[Entries taken from a collection]
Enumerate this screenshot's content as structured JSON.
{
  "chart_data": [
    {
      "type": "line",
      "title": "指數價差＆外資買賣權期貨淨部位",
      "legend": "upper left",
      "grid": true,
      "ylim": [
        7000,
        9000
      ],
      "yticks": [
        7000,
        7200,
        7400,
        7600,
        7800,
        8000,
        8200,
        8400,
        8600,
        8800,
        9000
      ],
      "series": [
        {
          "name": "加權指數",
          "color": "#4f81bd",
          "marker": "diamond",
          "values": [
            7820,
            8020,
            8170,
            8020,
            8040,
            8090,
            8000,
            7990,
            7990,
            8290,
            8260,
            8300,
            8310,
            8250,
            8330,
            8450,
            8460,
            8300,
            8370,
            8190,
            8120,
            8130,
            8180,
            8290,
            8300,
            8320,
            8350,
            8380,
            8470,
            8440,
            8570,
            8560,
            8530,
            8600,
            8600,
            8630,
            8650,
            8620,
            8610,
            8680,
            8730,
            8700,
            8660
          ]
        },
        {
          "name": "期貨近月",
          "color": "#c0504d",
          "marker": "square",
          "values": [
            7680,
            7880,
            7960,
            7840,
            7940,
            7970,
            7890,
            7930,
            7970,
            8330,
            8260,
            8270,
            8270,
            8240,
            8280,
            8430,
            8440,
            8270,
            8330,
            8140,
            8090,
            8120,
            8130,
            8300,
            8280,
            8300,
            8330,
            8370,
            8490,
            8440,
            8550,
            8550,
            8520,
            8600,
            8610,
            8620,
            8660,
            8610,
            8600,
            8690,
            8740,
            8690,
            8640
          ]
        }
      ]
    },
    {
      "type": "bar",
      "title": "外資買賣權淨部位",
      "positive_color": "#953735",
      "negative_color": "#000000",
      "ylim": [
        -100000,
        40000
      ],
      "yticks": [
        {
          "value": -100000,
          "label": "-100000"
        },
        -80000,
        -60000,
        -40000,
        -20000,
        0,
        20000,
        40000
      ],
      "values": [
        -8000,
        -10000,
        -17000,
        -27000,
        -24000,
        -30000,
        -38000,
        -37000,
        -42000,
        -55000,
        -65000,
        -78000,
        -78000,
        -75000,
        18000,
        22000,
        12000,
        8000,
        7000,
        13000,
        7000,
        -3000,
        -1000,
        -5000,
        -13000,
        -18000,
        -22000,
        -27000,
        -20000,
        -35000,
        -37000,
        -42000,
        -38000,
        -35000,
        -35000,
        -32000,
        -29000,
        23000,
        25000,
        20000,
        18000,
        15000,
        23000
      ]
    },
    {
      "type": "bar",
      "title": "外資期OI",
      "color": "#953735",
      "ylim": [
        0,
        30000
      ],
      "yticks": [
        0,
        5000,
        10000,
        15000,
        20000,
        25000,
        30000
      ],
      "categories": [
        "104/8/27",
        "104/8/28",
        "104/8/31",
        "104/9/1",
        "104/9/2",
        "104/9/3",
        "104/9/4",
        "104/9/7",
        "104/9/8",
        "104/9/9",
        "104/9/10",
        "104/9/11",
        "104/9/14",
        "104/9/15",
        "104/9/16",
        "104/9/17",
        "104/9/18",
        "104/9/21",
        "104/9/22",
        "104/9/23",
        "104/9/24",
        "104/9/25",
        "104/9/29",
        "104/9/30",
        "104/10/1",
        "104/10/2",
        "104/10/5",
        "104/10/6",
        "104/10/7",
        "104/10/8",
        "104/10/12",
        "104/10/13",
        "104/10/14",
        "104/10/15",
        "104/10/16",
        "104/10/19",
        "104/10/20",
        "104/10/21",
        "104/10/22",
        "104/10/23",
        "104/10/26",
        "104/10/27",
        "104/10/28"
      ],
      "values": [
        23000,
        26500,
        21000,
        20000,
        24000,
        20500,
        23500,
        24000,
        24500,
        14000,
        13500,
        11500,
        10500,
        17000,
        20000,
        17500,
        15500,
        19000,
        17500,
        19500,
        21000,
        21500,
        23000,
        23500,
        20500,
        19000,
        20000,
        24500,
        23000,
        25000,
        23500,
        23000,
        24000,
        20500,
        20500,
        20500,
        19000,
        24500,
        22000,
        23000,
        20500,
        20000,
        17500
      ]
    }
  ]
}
--
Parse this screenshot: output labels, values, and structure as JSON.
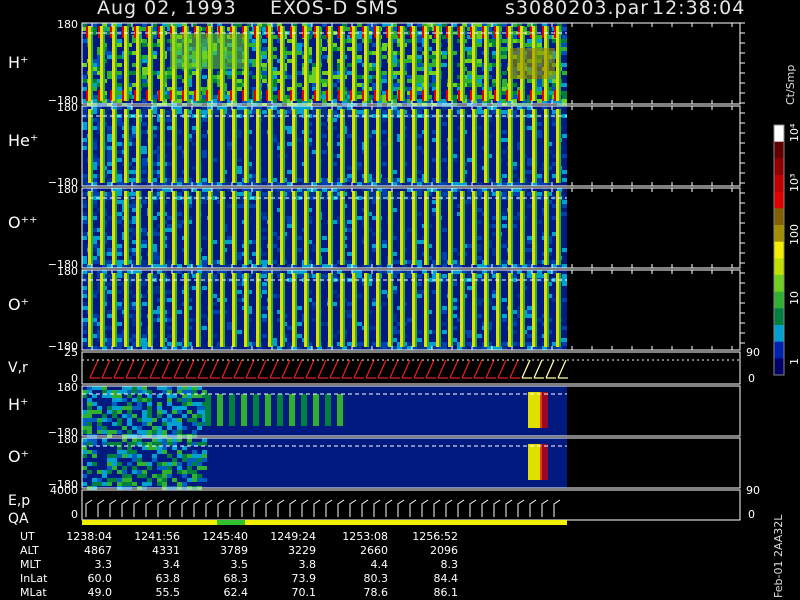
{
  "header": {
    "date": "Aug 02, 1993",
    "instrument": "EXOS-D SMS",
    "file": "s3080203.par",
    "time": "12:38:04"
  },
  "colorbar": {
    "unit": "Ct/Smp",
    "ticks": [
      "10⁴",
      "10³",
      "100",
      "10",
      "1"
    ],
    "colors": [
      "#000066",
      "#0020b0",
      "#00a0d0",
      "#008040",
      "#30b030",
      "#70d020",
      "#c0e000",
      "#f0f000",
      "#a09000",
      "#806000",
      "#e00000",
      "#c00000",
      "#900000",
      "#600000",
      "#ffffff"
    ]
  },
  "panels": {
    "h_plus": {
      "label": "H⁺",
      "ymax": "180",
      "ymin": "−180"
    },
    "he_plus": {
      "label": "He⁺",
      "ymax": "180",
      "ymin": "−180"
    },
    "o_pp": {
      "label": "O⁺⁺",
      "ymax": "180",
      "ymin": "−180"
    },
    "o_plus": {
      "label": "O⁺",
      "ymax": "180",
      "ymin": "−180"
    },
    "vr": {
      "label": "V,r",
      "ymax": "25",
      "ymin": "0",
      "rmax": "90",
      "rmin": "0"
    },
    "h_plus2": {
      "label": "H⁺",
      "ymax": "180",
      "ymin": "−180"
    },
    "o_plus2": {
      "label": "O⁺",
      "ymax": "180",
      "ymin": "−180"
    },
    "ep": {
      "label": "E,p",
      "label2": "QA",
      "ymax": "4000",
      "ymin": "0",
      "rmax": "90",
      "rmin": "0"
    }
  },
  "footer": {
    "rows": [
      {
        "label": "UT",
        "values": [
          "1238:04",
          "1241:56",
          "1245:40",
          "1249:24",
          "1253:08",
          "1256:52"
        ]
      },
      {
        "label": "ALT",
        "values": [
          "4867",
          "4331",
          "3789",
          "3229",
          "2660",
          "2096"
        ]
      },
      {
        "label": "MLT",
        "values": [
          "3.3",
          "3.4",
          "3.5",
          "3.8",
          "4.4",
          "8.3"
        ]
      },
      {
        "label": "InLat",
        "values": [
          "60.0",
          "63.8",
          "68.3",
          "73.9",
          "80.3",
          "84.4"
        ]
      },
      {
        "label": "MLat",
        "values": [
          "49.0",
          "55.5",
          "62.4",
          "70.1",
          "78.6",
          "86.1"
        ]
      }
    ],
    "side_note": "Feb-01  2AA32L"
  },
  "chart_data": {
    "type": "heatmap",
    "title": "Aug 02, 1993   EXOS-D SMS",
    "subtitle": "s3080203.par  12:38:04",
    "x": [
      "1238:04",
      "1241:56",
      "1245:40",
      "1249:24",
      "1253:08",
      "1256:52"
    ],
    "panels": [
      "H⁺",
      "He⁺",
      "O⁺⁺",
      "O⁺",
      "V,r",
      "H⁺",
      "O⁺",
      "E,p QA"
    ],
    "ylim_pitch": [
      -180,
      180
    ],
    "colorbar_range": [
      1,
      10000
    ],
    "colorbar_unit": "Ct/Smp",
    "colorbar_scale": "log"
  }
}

OBJECTIVE: From the entries above, copy each line holding "EXOS".

FULL OUTPUT:
    "instrument": "EXOS-D SMS",
    "title": "Aug 02, 1993   EXOS-D SMS",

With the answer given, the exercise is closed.